begin

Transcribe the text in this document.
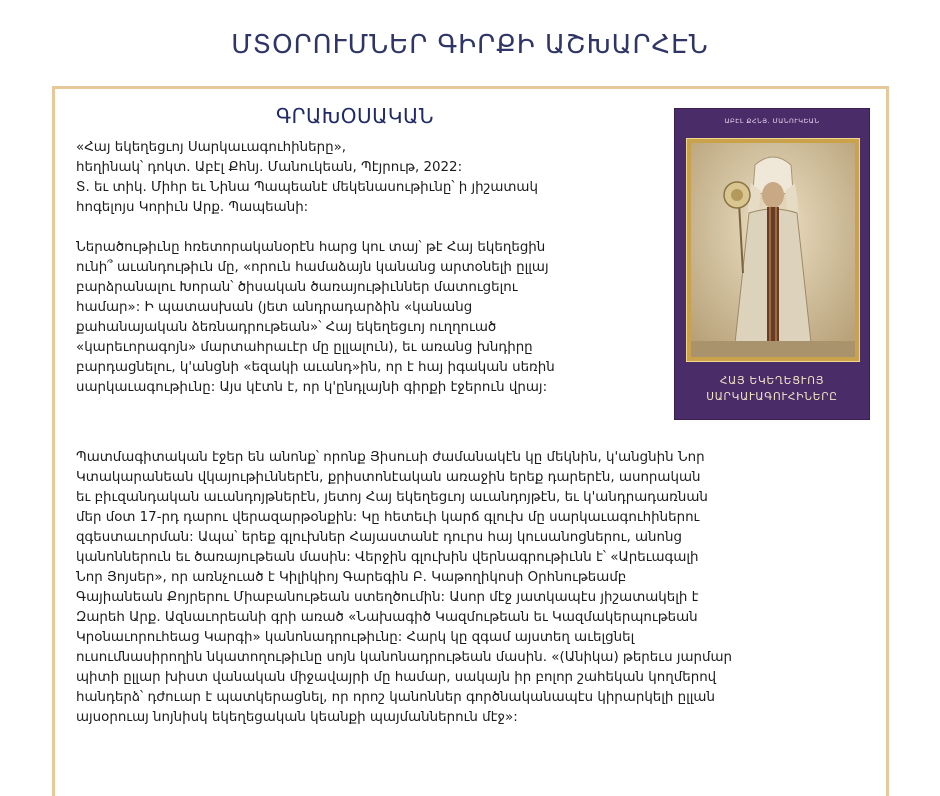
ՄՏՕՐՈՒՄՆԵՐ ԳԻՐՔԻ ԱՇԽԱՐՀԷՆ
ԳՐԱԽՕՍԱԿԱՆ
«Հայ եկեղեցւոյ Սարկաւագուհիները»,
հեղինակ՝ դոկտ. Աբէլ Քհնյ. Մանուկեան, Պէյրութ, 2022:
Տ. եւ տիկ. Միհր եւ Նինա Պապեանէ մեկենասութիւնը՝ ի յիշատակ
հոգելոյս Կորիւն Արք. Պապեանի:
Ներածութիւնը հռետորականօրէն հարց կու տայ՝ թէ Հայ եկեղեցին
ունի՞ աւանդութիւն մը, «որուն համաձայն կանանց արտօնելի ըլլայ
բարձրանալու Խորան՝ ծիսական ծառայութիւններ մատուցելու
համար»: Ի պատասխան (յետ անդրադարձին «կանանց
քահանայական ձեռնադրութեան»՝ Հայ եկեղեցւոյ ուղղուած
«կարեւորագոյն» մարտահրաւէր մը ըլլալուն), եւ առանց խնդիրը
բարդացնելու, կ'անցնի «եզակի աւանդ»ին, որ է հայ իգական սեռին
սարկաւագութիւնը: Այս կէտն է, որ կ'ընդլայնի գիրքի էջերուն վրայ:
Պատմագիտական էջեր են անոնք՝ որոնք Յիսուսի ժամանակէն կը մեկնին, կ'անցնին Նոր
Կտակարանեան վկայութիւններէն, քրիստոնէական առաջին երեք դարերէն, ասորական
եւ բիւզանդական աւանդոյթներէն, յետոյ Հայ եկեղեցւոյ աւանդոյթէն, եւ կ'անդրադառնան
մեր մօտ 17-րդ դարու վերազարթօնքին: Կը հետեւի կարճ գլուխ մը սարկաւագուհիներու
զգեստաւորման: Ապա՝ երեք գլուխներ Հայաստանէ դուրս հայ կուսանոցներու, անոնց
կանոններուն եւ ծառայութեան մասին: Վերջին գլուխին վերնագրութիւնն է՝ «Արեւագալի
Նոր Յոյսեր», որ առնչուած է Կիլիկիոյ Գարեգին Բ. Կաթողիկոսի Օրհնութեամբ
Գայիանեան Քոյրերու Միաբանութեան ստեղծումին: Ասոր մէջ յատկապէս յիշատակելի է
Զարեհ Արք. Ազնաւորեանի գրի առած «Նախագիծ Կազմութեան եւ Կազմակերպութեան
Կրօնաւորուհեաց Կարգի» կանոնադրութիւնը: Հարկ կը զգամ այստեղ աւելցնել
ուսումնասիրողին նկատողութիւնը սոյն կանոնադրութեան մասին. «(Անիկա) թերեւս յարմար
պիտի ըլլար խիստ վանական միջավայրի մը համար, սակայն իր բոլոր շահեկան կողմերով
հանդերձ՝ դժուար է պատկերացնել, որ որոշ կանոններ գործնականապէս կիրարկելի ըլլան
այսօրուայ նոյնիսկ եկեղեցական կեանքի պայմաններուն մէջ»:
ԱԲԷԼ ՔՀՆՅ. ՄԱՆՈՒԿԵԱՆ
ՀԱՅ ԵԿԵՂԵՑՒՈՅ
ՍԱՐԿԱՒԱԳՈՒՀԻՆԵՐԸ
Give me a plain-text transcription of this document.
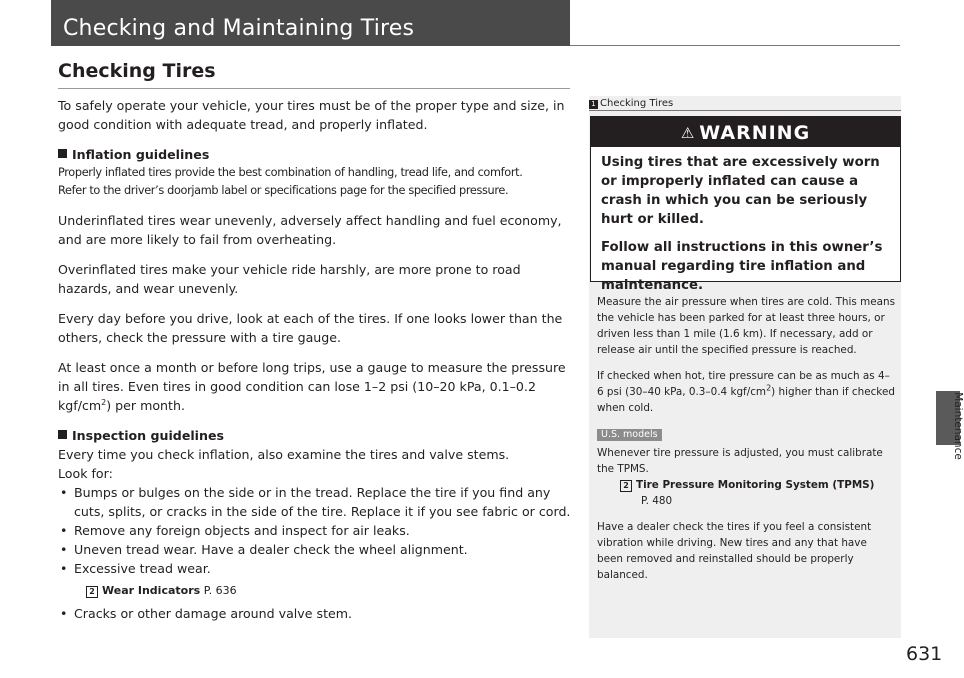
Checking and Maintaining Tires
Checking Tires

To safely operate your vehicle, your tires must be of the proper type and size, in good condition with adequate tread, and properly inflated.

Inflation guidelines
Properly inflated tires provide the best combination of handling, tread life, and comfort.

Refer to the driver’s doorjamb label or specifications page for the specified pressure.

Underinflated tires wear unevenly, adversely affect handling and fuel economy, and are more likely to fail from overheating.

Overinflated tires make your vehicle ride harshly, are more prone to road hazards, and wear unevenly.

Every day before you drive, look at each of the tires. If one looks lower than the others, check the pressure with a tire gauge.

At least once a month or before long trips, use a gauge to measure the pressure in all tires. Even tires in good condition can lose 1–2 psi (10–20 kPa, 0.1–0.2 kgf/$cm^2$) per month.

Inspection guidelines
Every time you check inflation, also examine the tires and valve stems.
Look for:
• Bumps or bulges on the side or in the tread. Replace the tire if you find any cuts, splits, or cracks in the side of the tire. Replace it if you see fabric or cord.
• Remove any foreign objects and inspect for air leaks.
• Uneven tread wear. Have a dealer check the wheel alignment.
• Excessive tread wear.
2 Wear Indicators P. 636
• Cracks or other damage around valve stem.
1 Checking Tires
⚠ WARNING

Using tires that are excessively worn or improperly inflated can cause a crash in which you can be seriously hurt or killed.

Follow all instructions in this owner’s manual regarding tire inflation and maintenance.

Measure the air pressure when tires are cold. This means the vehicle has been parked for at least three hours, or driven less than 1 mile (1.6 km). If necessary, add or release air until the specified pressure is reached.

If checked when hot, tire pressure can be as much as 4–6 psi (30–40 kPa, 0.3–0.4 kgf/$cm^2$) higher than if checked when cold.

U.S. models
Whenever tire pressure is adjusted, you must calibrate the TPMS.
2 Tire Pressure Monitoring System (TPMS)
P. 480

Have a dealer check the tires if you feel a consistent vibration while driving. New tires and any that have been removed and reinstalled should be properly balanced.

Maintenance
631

end
begin

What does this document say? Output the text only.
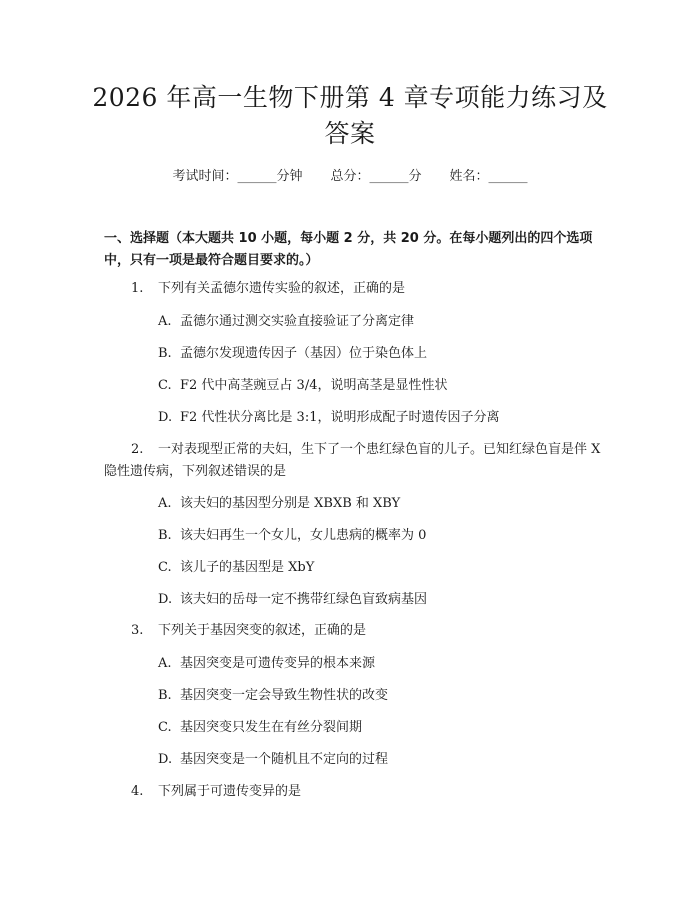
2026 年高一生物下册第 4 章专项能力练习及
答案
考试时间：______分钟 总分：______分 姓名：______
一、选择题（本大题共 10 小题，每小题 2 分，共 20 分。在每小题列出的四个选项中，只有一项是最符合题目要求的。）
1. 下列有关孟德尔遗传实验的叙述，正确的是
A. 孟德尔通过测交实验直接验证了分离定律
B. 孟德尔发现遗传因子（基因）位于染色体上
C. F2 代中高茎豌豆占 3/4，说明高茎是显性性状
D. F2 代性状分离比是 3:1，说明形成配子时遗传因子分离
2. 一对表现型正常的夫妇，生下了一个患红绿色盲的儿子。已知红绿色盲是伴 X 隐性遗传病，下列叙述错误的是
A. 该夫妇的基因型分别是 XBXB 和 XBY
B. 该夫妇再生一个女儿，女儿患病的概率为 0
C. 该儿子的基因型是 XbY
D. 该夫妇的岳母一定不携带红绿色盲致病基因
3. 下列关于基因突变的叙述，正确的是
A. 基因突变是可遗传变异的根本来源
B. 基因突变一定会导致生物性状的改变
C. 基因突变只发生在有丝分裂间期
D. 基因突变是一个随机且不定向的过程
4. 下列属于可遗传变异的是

end

[Task to complete] Find the lines that include the string "been", then copy each of them.

[Answer to this task]
Measure the air pressure when tires are cold. This means the vehicle has been parked for at least three hours, or driven less than 1 mile (1.6 km). If necessary, add or release air until the specified pressure is reached.
Have a dealer check the tires if you feel a consistent vibration while driving. New tires and any that have been removed and reinstalled should be properly balanced.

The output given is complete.